BEGIN EXTRACTED RECORDS

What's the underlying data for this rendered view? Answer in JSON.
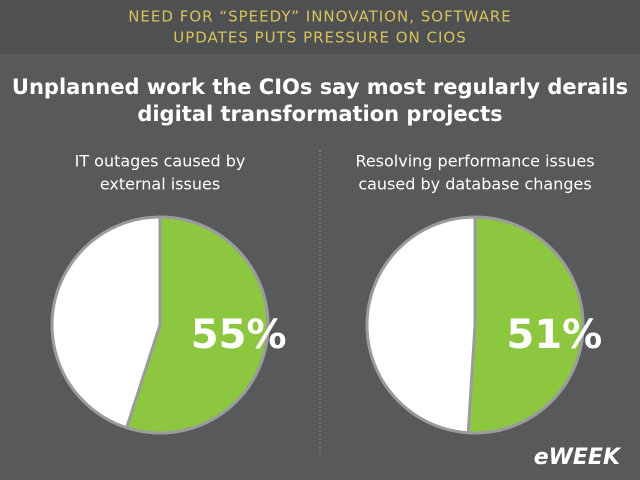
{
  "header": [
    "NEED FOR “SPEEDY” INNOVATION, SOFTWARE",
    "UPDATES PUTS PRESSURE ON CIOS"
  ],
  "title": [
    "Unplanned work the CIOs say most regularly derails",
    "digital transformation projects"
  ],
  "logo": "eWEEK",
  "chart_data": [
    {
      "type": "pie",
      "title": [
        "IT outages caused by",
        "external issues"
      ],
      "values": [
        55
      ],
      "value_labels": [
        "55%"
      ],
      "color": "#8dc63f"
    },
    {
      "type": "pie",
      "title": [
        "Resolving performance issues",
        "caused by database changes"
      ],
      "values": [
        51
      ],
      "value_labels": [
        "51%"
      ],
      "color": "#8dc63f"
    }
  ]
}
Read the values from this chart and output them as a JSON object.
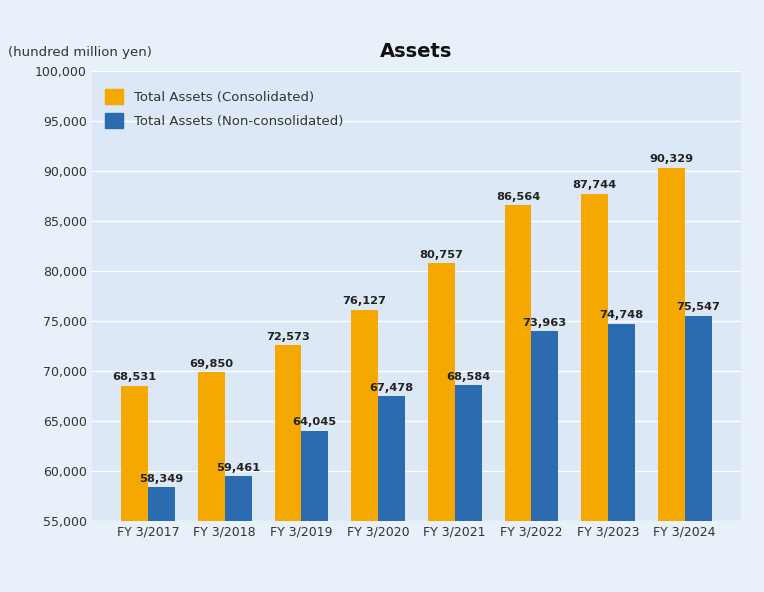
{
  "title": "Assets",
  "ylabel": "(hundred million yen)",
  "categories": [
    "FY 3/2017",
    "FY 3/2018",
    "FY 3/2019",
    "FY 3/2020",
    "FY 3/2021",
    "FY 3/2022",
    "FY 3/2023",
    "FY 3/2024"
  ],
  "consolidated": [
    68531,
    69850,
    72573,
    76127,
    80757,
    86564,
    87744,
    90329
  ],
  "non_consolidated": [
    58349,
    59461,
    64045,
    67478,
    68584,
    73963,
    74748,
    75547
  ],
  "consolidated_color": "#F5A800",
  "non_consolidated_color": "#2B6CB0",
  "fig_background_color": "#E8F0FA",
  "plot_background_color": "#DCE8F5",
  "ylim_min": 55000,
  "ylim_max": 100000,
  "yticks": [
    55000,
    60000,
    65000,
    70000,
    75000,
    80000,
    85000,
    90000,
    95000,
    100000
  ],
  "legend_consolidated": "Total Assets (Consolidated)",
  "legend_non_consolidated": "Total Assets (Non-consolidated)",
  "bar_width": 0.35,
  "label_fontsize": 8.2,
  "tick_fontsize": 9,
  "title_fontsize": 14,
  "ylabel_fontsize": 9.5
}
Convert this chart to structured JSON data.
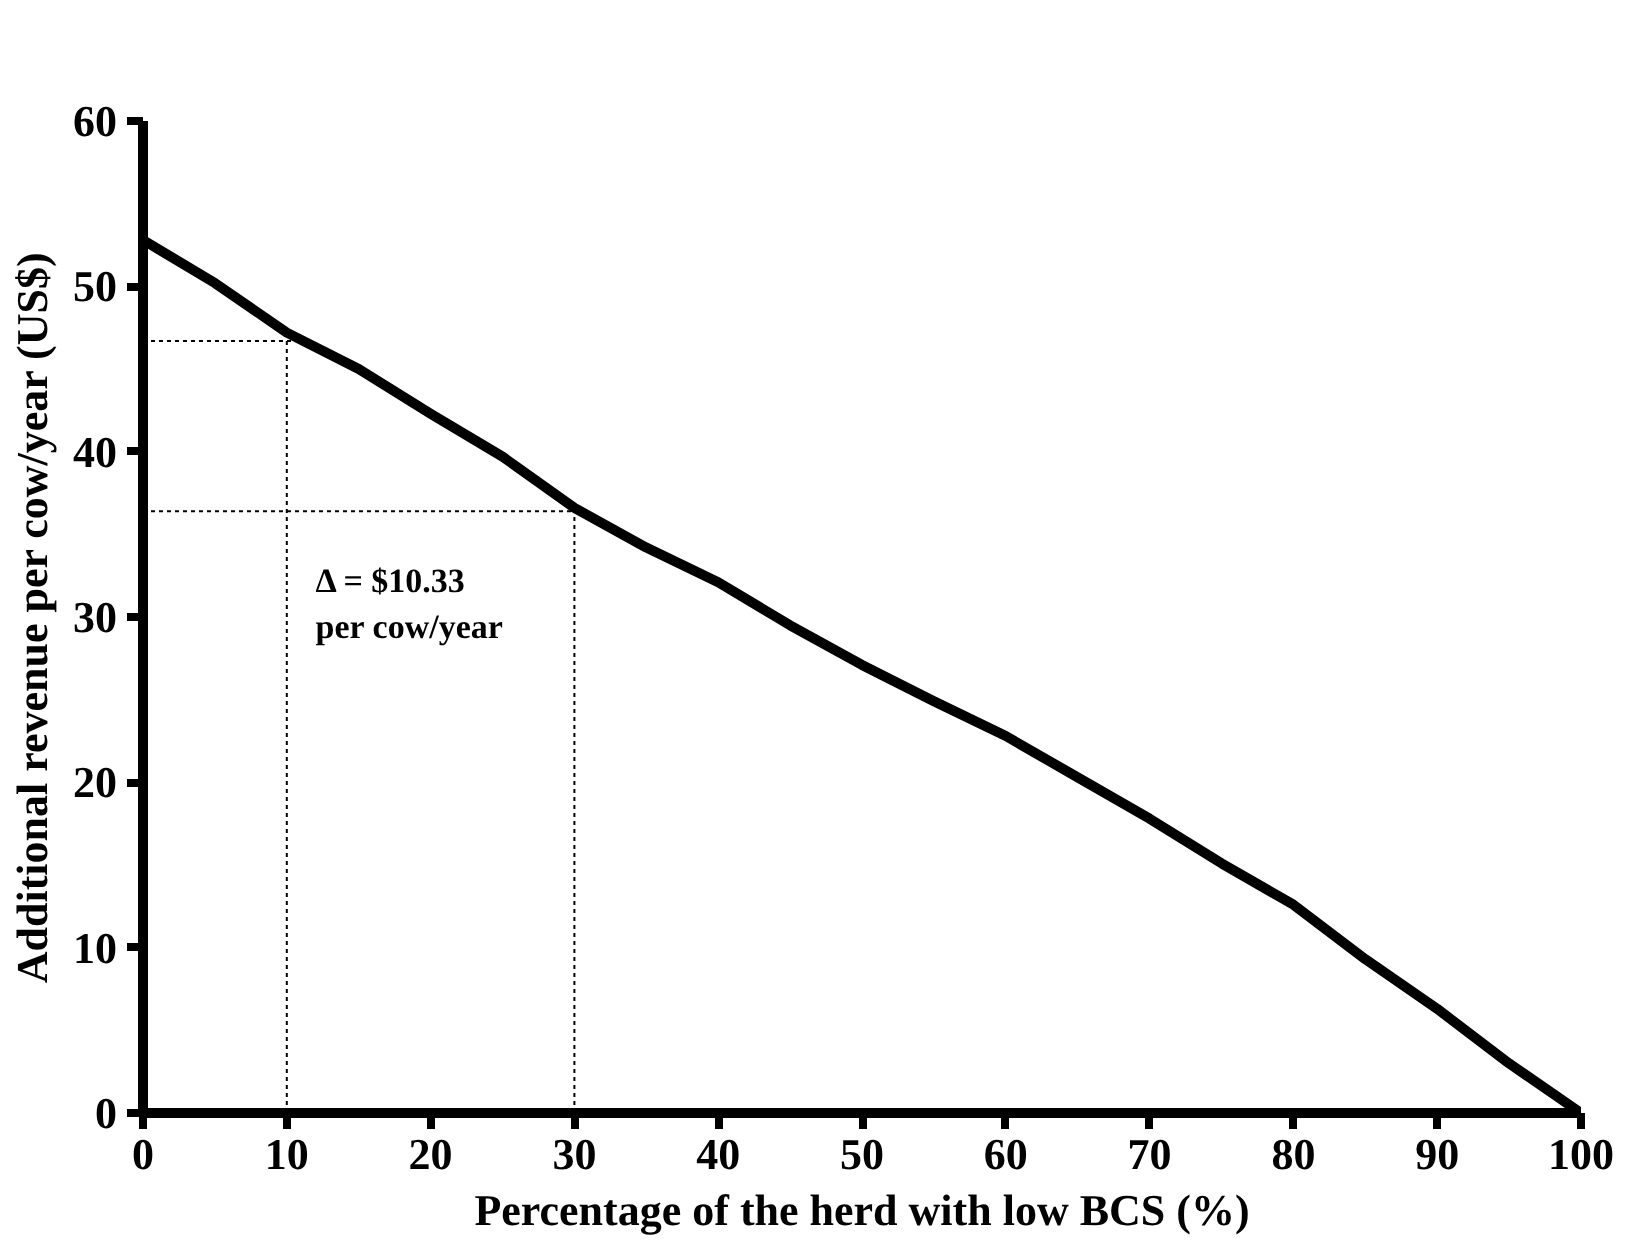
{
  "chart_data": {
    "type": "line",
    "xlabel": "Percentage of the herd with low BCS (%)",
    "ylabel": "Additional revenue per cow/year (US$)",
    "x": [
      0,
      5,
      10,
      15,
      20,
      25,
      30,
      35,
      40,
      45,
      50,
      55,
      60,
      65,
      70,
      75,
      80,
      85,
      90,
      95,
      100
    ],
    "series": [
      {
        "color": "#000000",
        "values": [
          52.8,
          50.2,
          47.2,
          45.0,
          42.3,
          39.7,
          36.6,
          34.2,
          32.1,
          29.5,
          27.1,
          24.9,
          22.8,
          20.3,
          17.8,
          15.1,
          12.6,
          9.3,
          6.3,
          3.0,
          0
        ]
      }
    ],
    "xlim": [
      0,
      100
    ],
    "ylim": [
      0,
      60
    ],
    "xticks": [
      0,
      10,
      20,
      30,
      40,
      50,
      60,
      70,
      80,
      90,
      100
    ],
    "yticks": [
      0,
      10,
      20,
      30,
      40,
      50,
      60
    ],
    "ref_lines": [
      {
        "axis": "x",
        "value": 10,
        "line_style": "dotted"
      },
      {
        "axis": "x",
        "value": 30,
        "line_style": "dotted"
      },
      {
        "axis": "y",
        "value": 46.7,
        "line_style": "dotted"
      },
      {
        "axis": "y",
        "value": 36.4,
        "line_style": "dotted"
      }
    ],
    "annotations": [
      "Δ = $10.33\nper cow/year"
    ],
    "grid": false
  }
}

END EXTRACTED RECORDS

▶ [AIM OF THE EXERCISE]: Which lines of the data include "Assets"? Copy each of them.

▶ [WRITTEN REPLY]:
  "title": "Assets",
  "legend_consolidated": "Total Assets (Consolidated)",
  "legend_non_consolidated": "Total Assets (Non-consolidated)",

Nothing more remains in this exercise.